▶ WHAT IS NEEDED: Give the data again, word for word.

◆ ◆ ◆ ◆ ◆ ◆ ◆

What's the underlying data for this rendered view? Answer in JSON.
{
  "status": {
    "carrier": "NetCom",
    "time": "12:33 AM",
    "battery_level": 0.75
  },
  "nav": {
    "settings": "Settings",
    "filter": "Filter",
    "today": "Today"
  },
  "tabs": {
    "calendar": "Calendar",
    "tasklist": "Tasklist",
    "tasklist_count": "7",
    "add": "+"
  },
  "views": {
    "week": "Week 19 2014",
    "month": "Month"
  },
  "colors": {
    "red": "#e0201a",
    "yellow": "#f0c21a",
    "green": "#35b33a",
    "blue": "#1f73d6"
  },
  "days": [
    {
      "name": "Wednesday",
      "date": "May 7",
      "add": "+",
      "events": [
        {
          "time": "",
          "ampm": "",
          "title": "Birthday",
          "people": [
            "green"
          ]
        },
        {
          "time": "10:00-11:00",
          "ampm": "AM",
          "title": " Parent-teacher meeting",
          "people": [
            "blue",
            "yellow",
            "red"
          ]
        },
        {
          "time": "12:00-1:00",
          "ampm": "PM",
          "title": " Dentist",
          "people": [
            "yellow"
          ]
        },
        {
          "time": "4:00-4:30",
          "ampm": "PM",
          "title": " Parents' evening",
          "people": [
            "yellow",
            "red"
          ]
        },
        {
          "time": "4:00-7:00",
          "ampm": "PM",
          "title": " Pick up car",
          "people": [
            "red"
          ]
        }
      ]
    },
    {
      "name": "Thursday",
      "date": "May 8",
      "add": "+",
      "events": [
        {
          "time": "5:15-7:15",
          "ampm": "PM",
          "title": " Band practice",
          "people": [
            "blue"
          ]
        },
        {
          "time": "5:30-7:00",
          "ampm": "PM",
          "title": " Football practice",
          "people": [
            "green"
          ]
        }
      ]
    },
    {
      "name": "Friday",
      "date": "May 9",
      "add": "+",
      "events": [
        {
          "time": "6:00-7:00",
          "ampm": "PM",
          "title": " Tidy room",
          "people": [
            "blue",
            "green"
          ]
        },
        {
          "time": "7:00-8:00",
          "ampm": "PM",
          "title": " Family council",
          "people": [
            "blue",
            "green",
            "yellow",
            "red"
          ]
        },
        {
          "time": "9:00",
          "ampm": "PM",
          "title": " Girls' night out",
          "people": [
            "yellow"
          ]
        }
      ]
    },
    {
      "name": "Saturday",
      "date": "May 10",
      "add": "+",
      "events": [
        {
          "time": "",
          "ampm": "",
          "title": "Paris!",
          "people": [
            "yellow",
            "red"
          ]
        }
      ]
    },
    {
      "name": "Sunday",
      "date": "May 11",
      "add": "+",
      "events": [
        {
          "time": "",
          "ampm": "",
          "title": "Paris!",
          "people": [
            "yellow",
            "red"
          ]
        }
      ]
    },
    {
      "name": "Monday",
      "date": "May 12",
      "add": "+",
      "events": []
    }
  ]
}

◆ ◆ ◆ ◆ ◆ ◆ ◆

▶ WRITTEN SOLUTION:
What's the underlying data for this rendered view? Answer in JSON.
{
  "status": {
    "carrier": "NetCom",
    "time": "12:33 AM",
    "battery_level": 0.75
  },
  "nav": {
    "settings": "Settings",
    "filter": "Filter",
    "today": "Today"
  },
  "tabs": {
    "calendar": "Calendar",
    "tasklist": "Tasklist",
    "tasklist_count": "7",
    "add": "+"
  },
  "views": {
    "week": "Week 19 2014",
    "month": "Month"
  },
  "colors": {
    "red": "#e0201a",
    "yellow": "#f0c21a",
    "green": "#35b33a",
    "blue": "#1f73d6"
  },
  "days": [
    {
      "name": "Wednesday",
      "date": "May 7",
      "add": "+",
      "events": [
        {
          "time": "",
          "ampm": "",
          "title": "Birthday",
          "people": [
            "green"
          ]
        },
        {
          "time": "10:00-11:00",
          "ampm": "AM",
          "title": " Parent-teacher meeting",
          "people": [
            "blue",
            "yellow",
            "red"
          ]
        },
        {
          "time": "12:00-1:00",
          "ampm": "PM",
          "title": " Dentist",
          "people": [
            "yellow"
          ]
        },
        {
          "time": "4:00-4:30",
          "ampm": "PM",
          "title": " Parents' evening",
          "people": [
            "yellow",
            "red"
          ]
        },
        {
          "time": "4:00-7:00",
          "ampm": "PM",
          "title": " Pick up car",
          "people": [
            "red"
          ]
        }
      ]
    },
    {
      "name": "Thursday",
      "date": "May 8",
      "add": "+",
      "events": [
        {
          "time": "5:15-7:15",
          "ampm": "PM",
          "title": " Band practice",
          "people": [
            "blue"
          ]
        },
        {
          "time": "5:30-7:00",
          "ampm": "PM",
          "title": " Football practice",
          "people": [
            "green"
          ]
        }
      ]
    },
    {
      "name": "Friday",
      "date": "May 9",
      "add": "+",
      "events": [
        {
          "time": "6:00-7:00",
          "ampm": "PM",
          "title": " Tidy room",
          "people": [
            "blue",
            "green"
          ]
        },
        {
          "time": "7:00-8:00",
          "ampm": "PM",
          "title": " Family council",
          "people": [
            "blue",
            "green",
            "yellow",
            "red"
          ]
        },
        {
          "time": "9:00",
          "ampm": "PM",
          "title": " Girls' night out",
          "people": [
            "yellow"
          ]
        }
      ]
    },
    {
      "name": "Saturday",
      "date": "May 10",
      "add": "+",
      "events": [
        {
          "time": "",
          "ampm": "",
          "title": "Paris!",
          "people": [
            "yellow",
            "red"
          ]
        }
      ]
    },
    {
      "name": "Sunday",
      "date": "May 11",
      "add": "+",
      "events": [
        {
          "time": "",
          "ampm": "",
          "title": "Paris!",
          "people": [
            "yellow",
            "red"
          ]
        }
      ]
    },
    {
      "name": "Monday",
      "date": "May 12",
      "add": "+",
      "events": []
    }
  ]
}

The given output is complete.